== WHAT THE EXERCISE ASKS ==
Leave out the pictures and reproduce all of the data exactly.

== DATA EXCERPTS ==
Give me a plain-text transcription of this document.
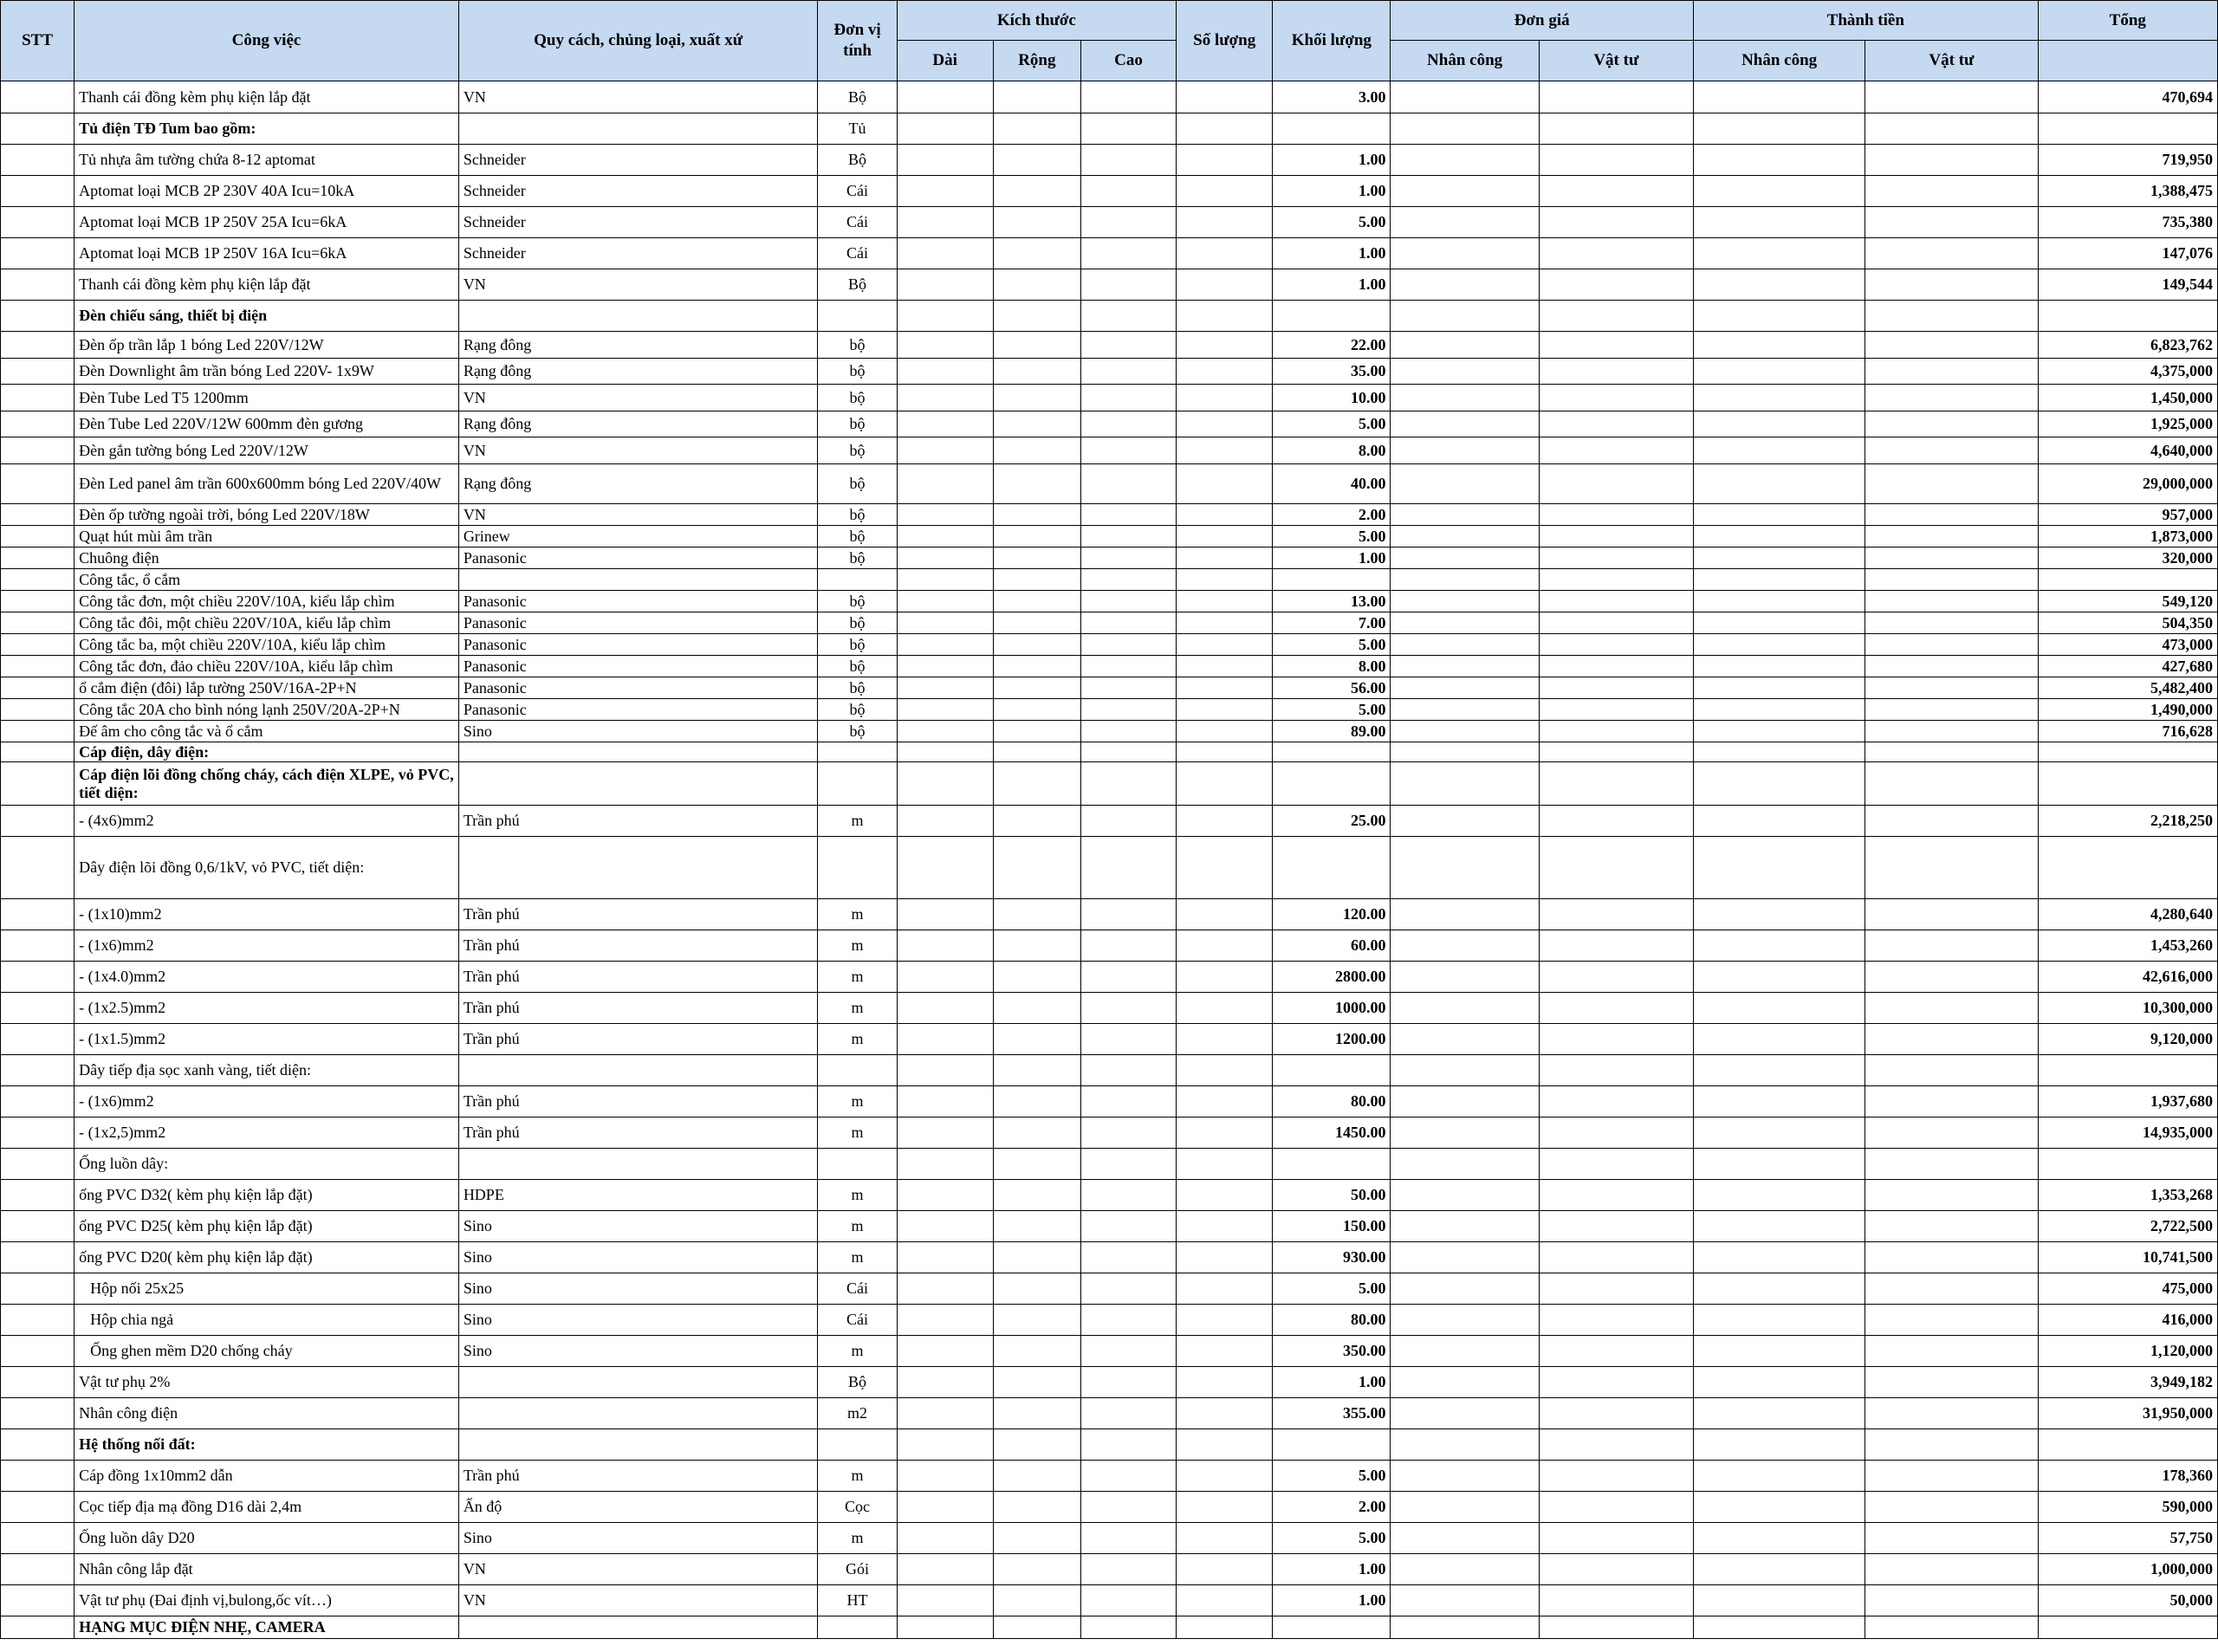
STT	Công việc	Quy cách, chủng loại, xuất xứ	Đơn vị tính	Kích thước			Số lượng	Khối lượng	Đơn giá		Thành tiền		Tổng
				Dài	Rộng	Cao			Nhân công	Vật tư	Nhân công	Vật tư	
	Thanh cái đồng kèm phụ kiện lắp đặt	VN	Bộ					3.00					470,694
	Tủ điện TĐ Tum bao gồm:		Tủ										
	Tủ nhựa âm tường chứa 8-12 aptomat	Schneider	Bộ					1.00					719,950
	Aptomat loại MCB 2P 230V 40A Icu=10kA	Schneider	Cái					1.00					1,388,475
	Aptomat loại MCB 1P 250V 25A Icu=6kA	Schneider	Cái					5.00					735,380
	Aptomat loại MCB 1P 250V 16A Icu=6kA	Schneider	Cái					1.00					147,076
	Thanh cái đồng kèm phụ kiện lắp đặt	VN	Bộ					1.00					149,544
	Đèn chiếu sáng, thiết bị điện												
	Đèn ốp trần lắp 1 bóng Led 220V/12W	Rạng đông	bộ					22.00					6,823,762
	Đèn Downlight âm trần bóng Led 220V- 1x9W	Rạng đông	bộ					35.00					4,375,000
	Đèn Tube Led T5 1200mm	VN	bộ					10.00					1,450,000
	Đèn Tube Led 220V/12W 600mm đèn gương	Rạng đông	bộ					5.00					1,925,000
	Đèn gắn tường bóng Led 220V/12W	VN	bộ					8.00					4,640,000
	Đèn Led panel âm trần 600x600mm bóng Led 220V/40W	Rạng đông	bộ					40.00					29,000,000
	Đèn ốp tường ngoài trời, bóng Led 220V/18W	VN	bộ					2.00					957,000
	Quạt hút mùi âm trần	Grinew	bộ					5.00					1,873,000
	Chuông điện	Panasonic	bộ					1.00					320,000
	Công tắc, ổ cắm												
	Công tắc đơn, một chiều 220V/10A, kiểu lắp chìm	Panasonic	bộ					13.00					549,120
	Công tắc đôi, một chiều 220V/10A, kiểu lắp chìm	Panasonic	bộ					7.00					504,350
	Công tắc ba, một chiều 220V/10A, kiểu lắp chìm	Panasonic	bộ					5.00					473,000
	Công tắc đơn, đảo chiều 220V/10A, kiểu lắp chìm	Panasonic	bộ					8.00					427,680
	ổ cắm điện (đôi) lắp tường 250V/16A-2P+N	Panasonic	bộ					56.00					5,482,400
	Công tắc 20A cho bình nóng lạnh 250V/20A-2P+N	Panasonic	bộ					5.00					1,490,000
	Đế âm cho công tắc và ổ cắm	Sino	bộ					89.00					716,628
	Cáp điện, dây điện:												
	Cáp điện lõi đồng chống cháy, cách điện XLPE, vỏ PVC, tiết diện:												
	- (4x6)mm2	Trần phú	m					25.00					2,218,250
	Dây điện lõi đồng 0,6/1kV, vỏ PVC, tiết diện:												
	- (1x10)mm2	Trần phú	m					120.00					4,280,640
	- (1x6)mm2	Trần phú	m					60.00					1,453,260
	- (1x4.0)mm2	Trần phú	m					2800.00					42,616,000
	- (1x2.5)mm2	Trần phú	m					1000.00					10,300,000
	- (1x1.5)mm2	Trần phú	m					1200.00					9,120,000
	Dây tiếp địa sọc xanh vàng, tiết diện:												
	- (1x6)mm2	Trần phú	m					80.00					1,937,680
	- (1x2,5)mm2	Trần phú	m					1450.00					14,935,000
	Ống luồn dây:												
	ống PVC D32( kèm phụ kiện lắp đặt)	HDPE	m					50.00					1,353,268
	ống PVC D25( kèm phụ kiện lắp đặt)	Sino	m					150.00					2,722,500
	ống PVC D20( kèm phụ kiện lắp đặt)	Sino	m					930.00					10,741,500
	Hộp nối 25x25	Sino	Cái					5.00					475,000
	Hộp chia ngả	Sino	Cái					80.00					416,000
	Ống ghen mềm D20 chống cháy	Sino	m					350.00					1,120,000
	Vật tư phụ 2%		Bộ					1.00					3,949,182
	Nhân công điện		m2					355.00					31,950,000
	Hệ thống nối đất:												
	Cáp đồng 1x10mm2 dẫn	Trần phú	m					5.00					178,360
	Cọc tiếp địa mạ đồng D16 dài 2,4m	Ấn độ	Cọc					2.00					590,000
	Ống luồn dây D20	Sino	m					5.00					57,750
	Nhân công lắp đặt	VN	Gói					1.00					1,000,000
	Vật tư phụ (Đai định vị,bulong,ốc vít…)	VN	HT					1.00					50,000
	HẠNG MỤC ĐIỆN NHẸ, CAMERA												
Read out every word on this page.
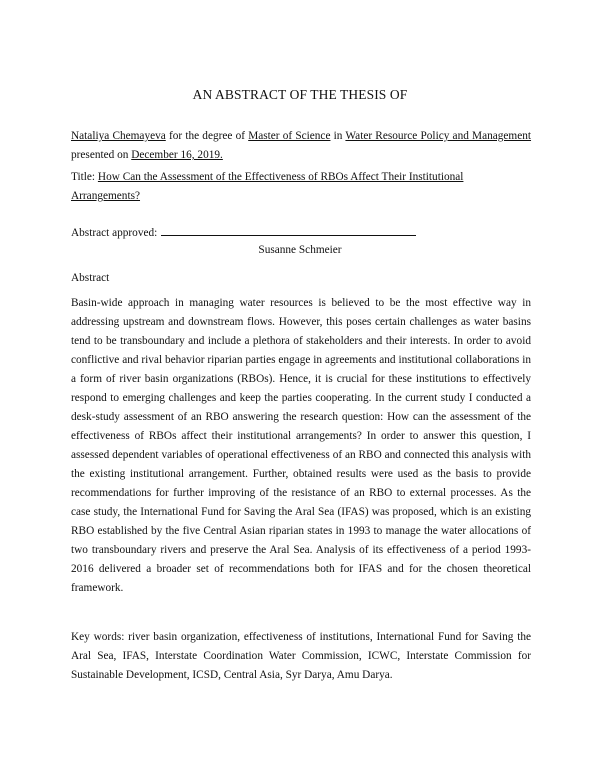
AN ABSTRACT OF THE THESIS OF
Nataliya Chemayeva for the degree of Master of Science in Water Resource Policy and Management presented on December 16, 2019.
Title: How Can the Assessment of the Effectiveness of RBOs Affect Their Institutional Arrangements?
Abstract approved:
Susanne Schmeier
Abstract
Basin-wide approach in managing water resources is believed to be the most effective way in addressing upstream and downstream flows. However, this poses certain challenges as water basins tend to be transboundary and include a plethora of stakeholders and their interests. In order to avoid conflictive and rival behavior riparian parties engage in agreements and institutional collaborations in a form of river basin organizations (RBOs). Hence, it is crucial for these institutions to effectively respond to emerging challenges and keep the parties cooperating. In the current study I conducted a desk-study assessment of an RBO answering the research question: How can the assessment of the effectiveness of RBOs affect their institutional arrangements? In order to answer this question, I assessed dependent variables of operational effectiveness of an RBO and connected this analysis with the existing institutional arrangement. Further, obtained results were used as the basis to provide recommendations for further improving of the resistance of an RBO to external processes. As the case study, the International Fund for Saving the Aral Sea (IFAS) was proposed, which is an existing RBO established by the five Central Asian riparian states in 1993 to manage the water allocations of two transboundary rivers and preserve the Aral Sea. Analysis of its effectiveness of a period 1993-2016 delivered a broader set of recommendations both for IFAS and for the chosen theoretical framework.
Key words: river basin organization, effectiveness of institutions, International Fund for Saving the Aral Sea, IFAS, Interstate Coordination Water Commission, ICWC, Interstate Commission for Sustainable Development, ICSD, Central Asia, Syr Darya, Amu Darya.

== ANSWER FOR THIS EXERCISE ==
Give me a plain-text transcription of this document.
STT	Công việc	Quy cách, chủng loại, xuất xứ	Đơn vị tính	Kích thước			Số lượng	Khối lượng	Đơn giá		Thành tiền		Tổng
				Dài	Rộng	Cao			Nhân công	Vật tư	Nhân công	Vật tư	
	Thanh cái đồng kèm phụ kiện lắp đặt	VN	Bộ					3.00					470,694
	Tủ điện TĐ Tum bao gồm:		Tủ										
	Tủ nhựa âm tường chứa 8-12 aptomat	Schneider	Bộ					1.00					719,950
	Aptomat loại MCB 2P 230V 40A Icu=10kA	Schneider	Cái					1.00					1,388,475
	Aptomat loại MCB 1P 250V 25A Icu=6kA	Schneider	Cái					5.00					735,380
	Aptomat loại MCB 1P 250V 16A Icu=6kA	Schneider	Cái					1.00					147,076
	Thanh cái đồng kèm phụ kiện lắp đặt	VN	Bộ					1.00					149,544
	Đèn chiếu sáng, thiết bị điện												
	Đèn ốp trần lắp 1 bóng Led 220V/12W	Rạng đông	bộ					22.00					6,823,762
	Đèn Downlight âm trần bóng Led 220V- 1x9W	Rạng đông	bộ					35.00					4,375,000
	Đèn Tube Led T5 1200mm	VN	bộ					10.00					1,450,000
	Đèn Tube Led 220V/12W 600mm đèn gương	Rạng đông	bộ					5.00					1,925,000
	Đèn gắn tường bóng Led 220V/12W	VN	bộ					8.00					4,640,000
	Đèn Led panel âm trần 600x600mm bóng Led 220V/40W	Rạng đông	bộ					40.00					29,000,000
	Đèn ốp tường ngoài trời, bóng Led 220V/18W	VN	bộ					2.00					957,000
	Quạt hút mùi âm trần	Grinew	bộ					5.00					1,873,000
	Chuông điện	Panasonic	bộ					1.00					320,000
	Công tắc, ổ cắm												
	Công tắc đơn, một chiều 220V/10A, kiểu lắp chìm	Panasonic	bộ					13.00					549,120
	Công tắc đôi, một chiều 220V/10A, kiểu lắp chìm	Panasonic	bộ					7.00					504,350
	Công tắc ba, một chiều 220V/10A, kiểu lắp chìm	Panasonic	bộ					5.00					473,000
	Công tắc đơn, đảo chiều 220V/10A, kiểu lắp chìm	Panasonic	bộ					8.00					427,680
	ổ cắm điện (đôi) lắp tường 250V/16A-2P+N	Panasonic	bộ					56.00					5,482,400
	Công tắc 20A cho bình nóng lạnh 250V/20A-2P+N	Panasonic	bộ					5.00					1,490,000
	Đế âm cho công tắc và ổ cắm	Sino	bộ					89.00					716,628
	Cáp điện, dây điện:												
	Cáp điện lõi đồng chống cháy, cách điện XLPE, vỏ PVC, tiết diện:												
	- (4x6)mm2	Trần phú	m					25.00					2,218,250
	Dây điện lõi đồng 0,6/1kV, vỏ PVC, tiết diện:												
	- (1x10)mm2	Trần phú	m					120.00					4,280,640
	- (1x6)mm2	Trần phú	m					60.00					1,453,260
	- (1x4.0)mm2	Trần phú	m					2800.00					42,616,000
	- (1x2.5)mm2	Trần phú	m					1000.00					10,300,000
	- (1x1.5)mm2	Trần phú	m					1200.00					9,120,000
	Dây tiếp địa sọc xanh vàng, tiết diện:												
	- (1x6)mm2	Trần phú	m					80.00					1,937,680
	- (1x2,5)mm2	Trần phú	m					1450.00					14,935,000
	Ống luồn dây:												
	ống PVC D32( kèm phụ kiện lắp đặt)	HDPE	m					50.00					1,353,268
	ống PVC D25( kèm phụ kiện lắp đặt)	Sino	m					150.00					2,722,500
	ống PVC D20( kèm phụ kiện lắp đặt)	Sino	m					930.00					10,741,500
	Hộp nối 25x25	Sino	Cái					5.00					475,000
	Hộp chia ngả	Sino	Cái					80.00					416,000
	Ống ghen mềm D20 chống cháy	Sino	m					350.00					1,120,000
	Vật tư phụ 2%		Bộ					1.00					3,949,182
	Nhân công điện		m2					355.00					31,950,000
	Hệ thống nối đất:												
	Cáp đồng 1x10mm2 dẫn	Trần phú	m					5.00					178,360
	Cọc tiếp địa mạ đồng D16 dài 2,4m	Ấn độ	Cọc					2.00					590,000
	Ống luồn dây D20	Sino	m					5.00					57,750
	Nhân công lắp đặt	VN	Gói					1.00					1,000,000
	Vật tư phụ (Đai định vị,bulong,ốc vít…)	VN	HT					1.00					50,000
	HẠNG MỤC ĐIỆN NHẸ, CAMERA												
Read out every word on this page.
AN ABSTRACT OF THE THESIS OF
Nataliya Chemayeva for the degree of Master of Science in Water Resource Policy and Management presented on December 16, 2019.
Title: How Can the Assessment of the Effectiveness of RBOs Affect Their Institutional Arrangements?
Abstract approved:
Susanne Schmeier
Abstract
Basin-wide approach in managing water resources is believed to be the most effective way in addressing upstream and downstream flows. However, this poses certain challenges as water basins tend to be transboundary and include a plethora of stakeholders and their interests. In order to avoid conflictive and rival behavior riparian parties engage in agreements and institutional collaborations in a form of river basin organizations (RBOs). Hence, it is crucial for these institutions to effectively respond to emerging challenges and keep the parties cooperating. In the current study I conducted a desk-study assessment of an RBO answering the research question: How can the assessment of the effectiveness of RBOs affect their institutional arrangements? In order to answer this question, I assessed dependent variables of operational effectiveness of an RBO and connected this analysis with the existing institutional arrangement. Further, obtained results were used as the basis to provide recommendations for further improving of the resistance of an RBO to external processes. As the case study, the International Fund for Saving the Aral Sea (IFAS) was proposed, which is an existing RBO established by the five Central Asian riparian states in 1993 to manage the water allocations of two transboundary rivers and preserve the Aral Sea. Analysis of its effectiveness of a period 1993-2016 delivered a broader set of recommendations both for IFAS and for the chosen theoretical framework.
Key words: river basin organization, effectiveness of institutions, International Fund for Saving the Aral Sea, IFAS, Interstate Coordination Water Commission, ICWC, Interstate Commission for Sustainable Development, ICSD, Central Asia, Syr Darya, Amu Darya.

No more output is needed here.